#### WHAT TO WORK ON
Return all entries word for word, but drop any images.

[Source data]
-=-=-
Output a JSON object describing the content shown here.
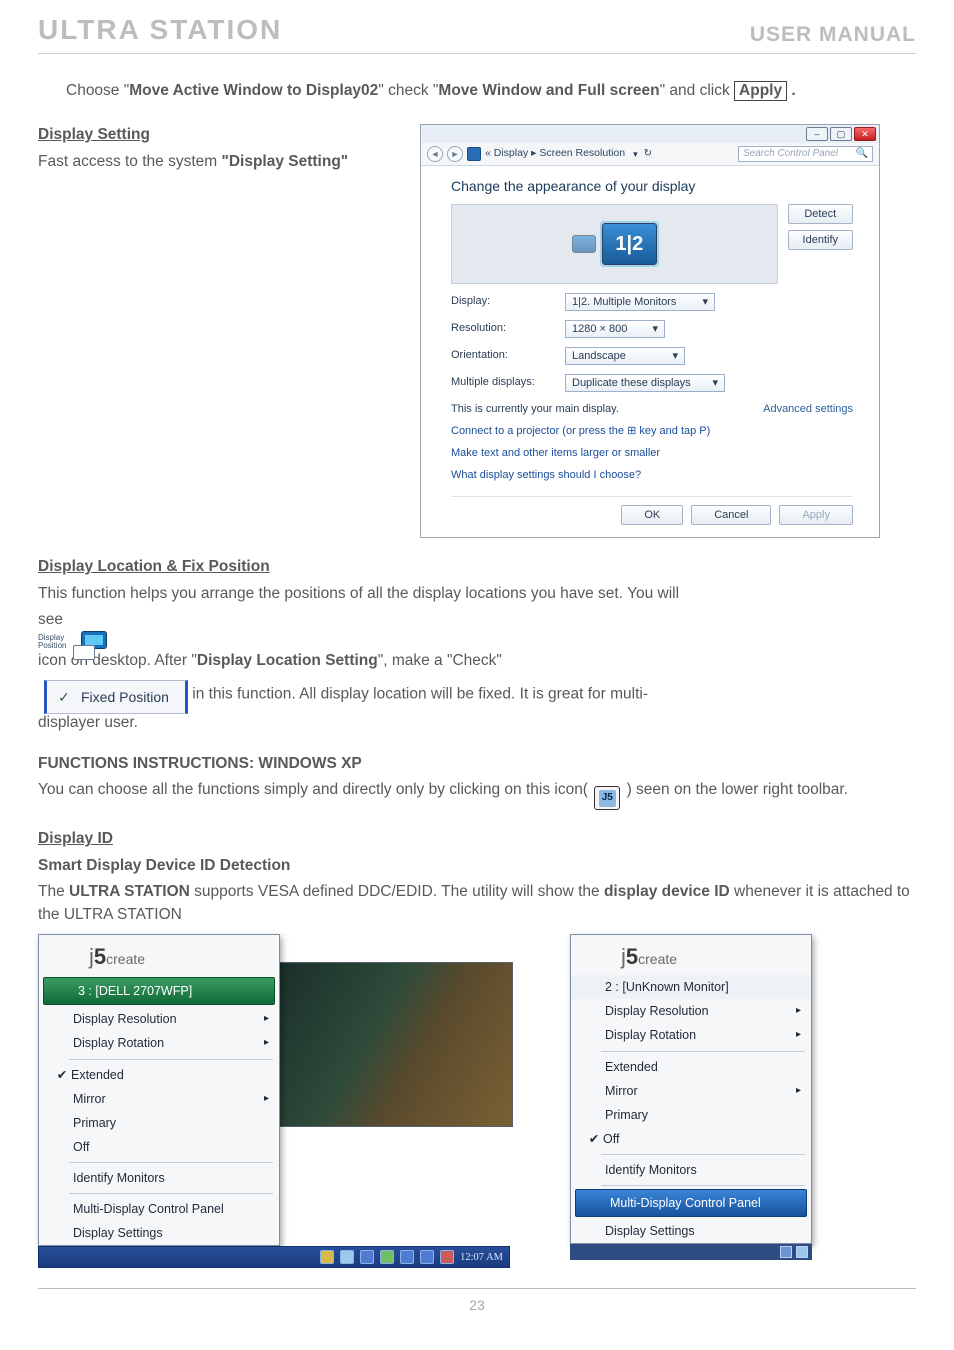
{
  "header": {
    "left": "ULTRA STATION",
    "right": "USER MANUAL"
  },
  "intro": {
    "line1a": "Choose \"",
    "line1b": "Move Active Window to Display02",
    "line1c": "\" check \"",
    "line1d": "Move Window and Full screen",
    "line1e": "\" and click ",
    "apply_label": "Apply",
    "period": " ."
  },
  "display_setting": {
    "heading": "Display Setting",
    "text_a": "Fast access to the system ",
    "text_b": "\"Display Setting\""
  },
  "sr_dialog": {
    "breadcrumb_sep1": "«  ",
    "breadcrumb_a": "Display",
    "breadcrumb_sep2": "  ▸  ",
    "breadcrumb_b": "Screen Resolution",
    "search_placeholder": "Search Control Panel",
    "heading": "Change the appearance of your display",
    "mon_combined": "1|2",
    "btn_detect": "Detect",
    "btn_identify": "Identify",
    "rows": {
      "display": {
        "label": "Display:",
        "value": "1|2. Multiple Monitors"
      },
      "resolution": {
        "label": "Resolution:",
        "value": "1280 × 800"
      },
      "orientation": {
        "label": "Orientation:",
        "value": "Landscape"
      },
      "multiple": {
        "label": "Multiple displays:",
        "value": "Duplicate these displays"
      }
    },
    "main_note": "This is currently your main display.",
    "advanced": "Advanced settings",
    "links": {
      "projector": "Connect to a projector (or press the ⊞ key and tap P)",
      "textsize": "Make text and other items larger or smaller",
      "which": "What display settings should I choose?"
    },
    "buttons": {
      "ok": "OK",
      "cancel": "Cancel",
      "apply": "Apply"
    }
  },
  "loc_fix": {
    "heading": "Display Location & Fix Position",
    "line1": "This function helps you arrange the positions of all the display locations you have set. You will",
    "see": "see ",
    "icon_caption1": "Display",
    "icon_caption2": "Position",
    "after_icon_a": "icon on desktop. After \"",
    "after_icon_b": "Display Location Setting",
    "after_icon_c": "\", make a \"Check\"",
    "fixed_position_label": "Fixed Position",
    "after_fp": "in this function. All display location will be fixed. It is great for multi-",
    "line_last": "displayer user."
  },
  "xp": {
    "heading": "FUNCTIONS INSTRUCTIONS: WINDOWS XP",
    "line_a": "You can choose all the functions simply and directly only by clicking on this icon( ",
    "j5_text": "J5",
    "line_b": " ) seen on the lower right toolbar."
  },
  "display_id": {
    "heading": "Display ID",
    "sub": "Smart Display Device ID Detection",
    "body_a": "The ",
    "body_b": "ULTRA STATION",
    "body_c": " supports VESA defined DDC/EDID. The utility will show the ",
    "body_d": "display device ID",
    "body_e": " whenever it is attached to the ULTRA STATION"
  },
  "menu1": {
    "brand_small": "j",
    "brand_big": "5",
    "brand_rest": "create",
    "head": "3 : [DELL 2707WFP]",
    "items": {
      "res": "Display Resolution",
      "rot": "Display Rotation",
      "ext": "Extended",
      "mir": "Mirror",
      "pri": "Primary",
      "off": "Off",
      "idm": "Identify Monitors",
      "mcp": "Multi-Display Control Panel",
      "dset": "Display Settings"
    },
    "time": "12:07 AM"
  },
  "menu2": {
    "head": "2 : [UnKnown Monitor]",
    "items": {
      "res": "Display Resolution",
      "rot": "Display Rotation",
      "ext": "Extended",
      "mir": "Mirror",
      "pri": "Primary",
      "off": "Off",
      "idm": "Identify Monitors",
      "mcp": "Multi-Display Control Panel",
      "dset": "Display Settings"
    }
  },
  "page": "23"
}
-=-=-
#### EXERCISE OUTPUT
Output a JSON object describing the content shown here.
{
  "header": {
    "left": "ULTRA STATION",
    "right": "USER MANUAL"
  },
  "intro": {
    "line1a": "Choose \"",
    "line1b": "Move Active Window to Display02",
    "line1c": "\" check \"",
    "line1d": "Move Window and Full screen",
    "line1e": "\" and click ",
    "apply_label": "Apply",
    "period": " ."
  },
  "display_setting": {
    "heading": "Display Setting",
    "text_a": "Fast access to the system ",
    "text_b": "\"Display Setting\""
  },
  "sr_dialog": {
    "breadcrumb_sep1": "«  ",
    "breadcrumb_a": "Display",
    "breadcrumb_sep2": "  ▸  ",
    "breadcrumb_b": "Screen Resolution",
    "search_placeholder": "Search Control Panel",
    "heading": "Change the appearance of your display",
    "mon_combined": "1|2",
    "btn_detect": "Detect",
    "btn_identify": "Identify",
    "rows": {
      "display": {
        "label": "Display:",
        "value": "1|2. Multiple Monitors"
      },
      "resolution": {
        "label": "Resolution:",
        "value": "1280 × 800"
      },
      "orientation": {
        "label": "Orientation:",
        "value": "Landscape"
      },
      "multiple": {
        "label": "Multiple displays:",
        "value": "Duplicate these displays"
      }
    },
    "main_note": "This is currently your main display.",
    "advanced": "Advanced settings",
    "links": {
      "projector": "Connect to a projector (or press the ⊞ key and tap P)",
      "textsize": "Make text and other items larger or smaller",
      "which": "What display settings should I choose?"
    },
    "buttons": {
      "ok": "OK",
      "cancel": "Cancel",
      "apply": "Apply"
    }
  },
  "loc_fix": {
    "heading": "Display Location & Fix Position",
    "line1": "This function helps you arrange the positions of all the display locations you have set. You will",
    "see": "see ",
    "icon_caption1": "Display",
    "icon_caption2": "Position",
    "after_icon_a": "icon on desktop. After \"",
    "after_icon_b": "Display Location Setting",
    "after_icon_c": "\", make a \"Check\"",
    "fixed_position_label": "Fixed Position",
    "after_fp": "in this function. All display location will be fixed. It is great for multi-",
    "line_last": "displayer user."
  },
  "xp": {
    "heading": "FUNCTIONS INSTRUCTIONS: WINDOWS XP",
    "line_a": "You can choose all the functions simply and directly only by clicking on this icon( ",
    "j5_text": "J5",
    "line_b": " ) seen on the lower right toolbar."
  },
  "display_id": {
    "heading": "Display ID",
    "sub": "Smart Display Device ID Detection",
    "body_a": "The ",
    "body_b": "ULTRA STATION",
    "body_c": " supports VESA defined DDC/EDID. The utility will show the ",
    "body_d": "display device ID",
    "body_e": " whenever it is attached to the ULTRA STATION"
  },
  "menu1": {
    "brand_small": "j",
    "brand_big": "5",
    "brand_rest": "create",
    "head": "3 : [DELL 2707WFP]",
    "items": {
      "res": "Display Resolution",
      "rot": "Display Rotation",
      "ext": "Extended",
      "mir": "Mirror",
      "pri": "Primary",
      "off": "Off",
      "idm": "Identify Monitors",
      "mcp": "Multi-Display Control Panel",
      "dset": "Display Settings"
    },
    "time": "12:07 AM"
  },
  "menu2": {
    "head": "2 : [UnKnown Monitor]",
    "items": {
      "res": "Display Resolution",
      "rot": "Display Rotation",
      "ext": "Extended",
      "mir": "Mirror",
      "pri": "Primary",
      "off": "Off",
      "idm": "Identify Monitors",
      "mcp": "Multi-Display Control Panel",
      "dset": "Display Settings"
    }
  },
  "page": "23"
}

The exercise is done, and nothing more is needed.